WHAT YOU SHOULD DO
Look through the records that follow. Copy every line containing the word "title".

** Start STORED ROWS **

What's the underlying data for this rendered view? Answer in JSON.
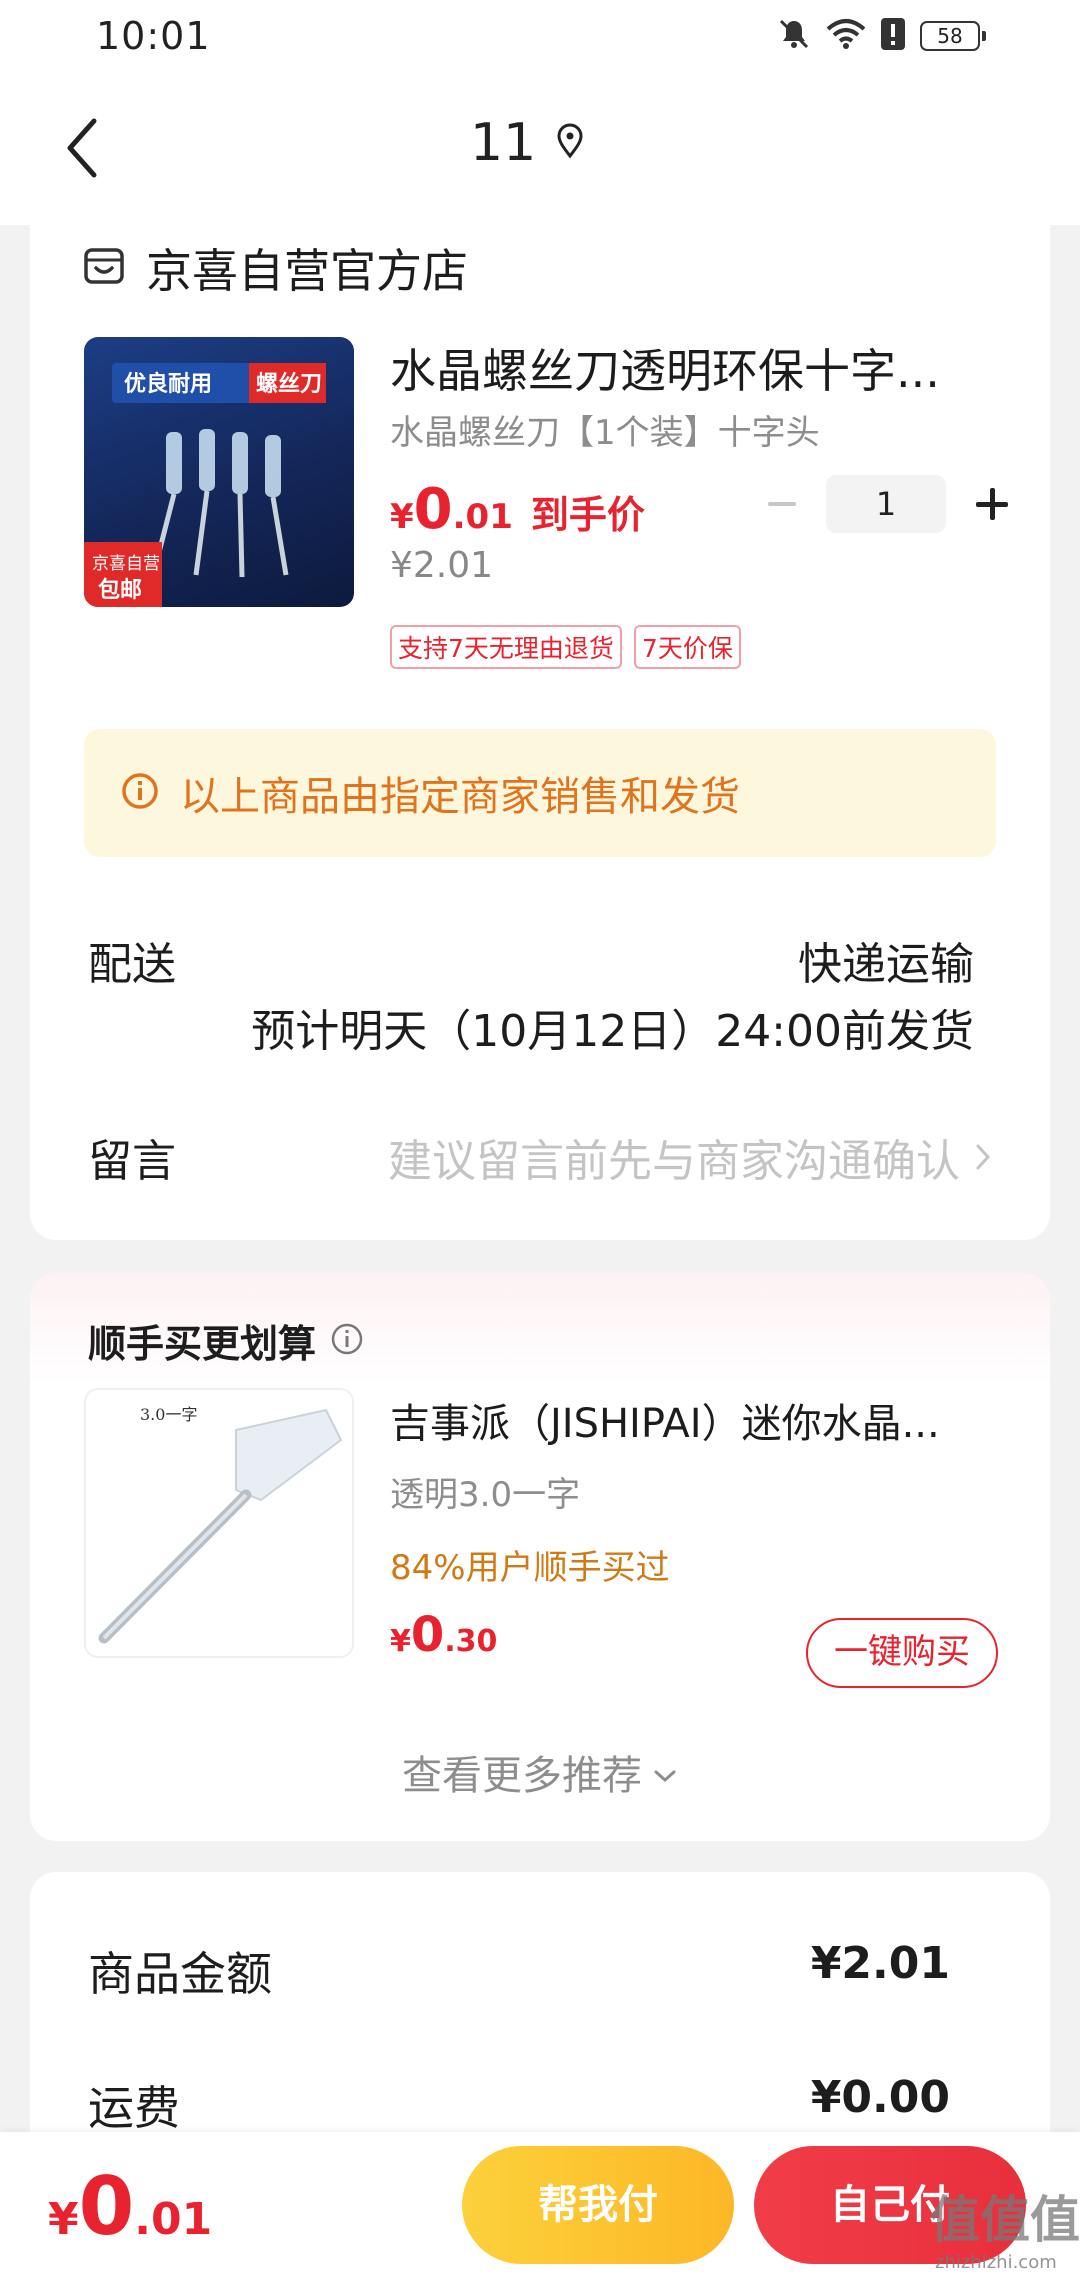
{
  "status_bar": {
    "time": "10:01",
    "battery": "58",
    "icons": [
      "mute-bell-icon",
      "wifi-icon",
      "alert-icon",
      "battery-icon"
    ]
  },
  "header": {
    "title": "11",
    "icons": [
      "back-icon",
      "location-icon"
    ]
  },
  "store": {
    "name": "京喜自营官方店"
  },
  "product": {
    "title": "水晶螺丝刀透明环保十字...",
    "spec": "水晶螺丝刀【1个装】十字头",
    "price_symbol": "¥",
    "price_int": "0",
    "price_dec": ".01",
    "price_tag": "到手价",
    "original_price": "¥2.01",
    "quantity": "1",
    "tags": [
      "支持7天无理由退货",
      "7天价保"
    ],
    "image": {
      "banner_left": "优良耐用",
      "banner_right": "螺丝刀",
      "badge_top": "京喜自营",
      "badge_bottom": "包邮"
    }
  },
  "notice": {
    "text": "以上商品由指定商家销售和发货"
  },
  "delivery": {
    "label": "配送",
    "method": "快递运输",
    "estimate": "预计明天（10月12日）24:00前发货"
  },
  "message": {
    "label": "留言",
    "placeholder": "建议留言前先与商家沟通确认"
  },
  "recommend": {
    "title": "顺手买更划算",
    "item": {
      "name": "吉事派（JISHIPAI）迷你水晶...",
      "spec": "透明3.0一字",
      "social": "84%用户顺手买过",
      "price_symbol": "¥",
      "price_int": "0",
      "price_dec": ".30",
      "buy_label": "一键购买",
      "image_label": "3.0一字"
    },
    "more": "查看更多推荐"
  },
  "summary": {
    "goods_label": "商品金额",
    "goods_value": "¥2.01",
    "shipping_label": "运费",
    "shipping_value": "¥0.00"
  },
  "bottom": {
    "total_symbol": "¥",
    "total_int": "0",
    "total_dec": ".01",
    "help_pay": "帮我付",
    "self_pay": "自己付"
  },
  "watermark": {
    "main": "值值值",
    "sub": "zhizhizhi.com"
  },
  "colors": {
    "accent_red": "#e8232f",
    "notice_bg": "#fdf7dd",
    "notice_text": "#e0731c",
    "help_btn": "#fcc530",
    "social_orange": "#d07a16"
  }
}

** End STORED ROWS **

FULL OUTPUT
    "title": "11",
    "title": "水晶螺丝刀透明环保十字...",
    "title": "顺手买更划算",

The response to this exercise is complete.